__GOAL__: Track down the lines that contain "title" and copy them.

__DATA EXTRACT__:
_ _ _

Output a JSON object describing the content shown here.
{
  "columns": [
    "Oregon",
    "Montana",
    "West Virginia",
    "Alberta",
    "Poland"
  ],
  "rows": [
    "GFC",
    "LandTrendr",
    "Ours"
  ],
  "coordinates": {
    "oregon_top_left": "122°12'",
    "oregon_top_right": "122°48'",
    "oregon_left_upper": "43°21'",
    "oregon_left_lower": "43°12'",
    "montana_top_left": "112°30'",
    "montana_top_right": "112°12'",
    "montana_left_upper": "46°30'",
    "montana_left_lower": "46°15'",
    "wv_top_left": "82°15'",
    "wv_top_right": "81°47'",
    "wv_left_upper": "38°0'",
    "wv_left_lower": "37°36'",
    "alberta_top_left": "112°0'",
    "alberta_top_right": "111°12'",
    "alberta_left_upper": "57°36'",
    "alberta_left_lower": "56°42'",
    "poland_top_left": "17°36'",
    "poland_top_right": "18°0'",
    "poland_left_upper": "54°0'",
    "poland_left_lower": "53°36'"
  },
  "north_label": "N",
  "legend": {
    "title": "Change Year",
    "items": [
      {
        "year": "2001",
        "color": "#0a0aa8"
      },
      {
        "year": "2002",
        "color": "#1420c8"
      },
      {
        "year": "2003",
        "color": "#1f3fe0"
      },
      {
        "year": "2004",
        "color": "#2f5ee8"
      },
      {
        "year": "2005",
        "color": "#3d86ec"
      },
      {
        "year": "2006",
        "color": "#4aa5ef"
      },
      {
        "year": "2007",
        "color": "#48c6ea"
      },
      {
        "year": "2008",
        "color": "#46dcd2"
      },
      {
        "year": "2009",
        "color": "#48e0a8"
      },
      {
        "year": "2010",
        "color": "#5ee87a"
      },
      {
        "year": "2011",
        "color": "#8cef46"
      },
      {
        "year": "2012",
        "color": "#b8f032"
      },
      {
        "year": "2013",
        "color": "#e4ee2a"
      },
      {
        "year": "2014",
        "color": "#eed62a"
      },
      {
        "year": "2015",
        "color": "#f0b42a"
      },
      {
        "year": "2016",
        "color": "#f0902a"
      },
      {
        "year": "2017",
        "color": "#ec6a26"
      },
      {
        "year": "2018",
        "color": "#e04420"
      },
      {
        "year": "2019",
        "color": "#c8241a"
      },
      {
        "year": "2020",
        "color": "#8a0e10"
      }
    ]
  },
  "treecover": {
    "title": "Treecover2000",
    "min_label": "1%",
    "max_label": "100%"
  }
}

_ _ _

__ANSWER__:
    "title": "Change Year",
    "title": "Treecover2000",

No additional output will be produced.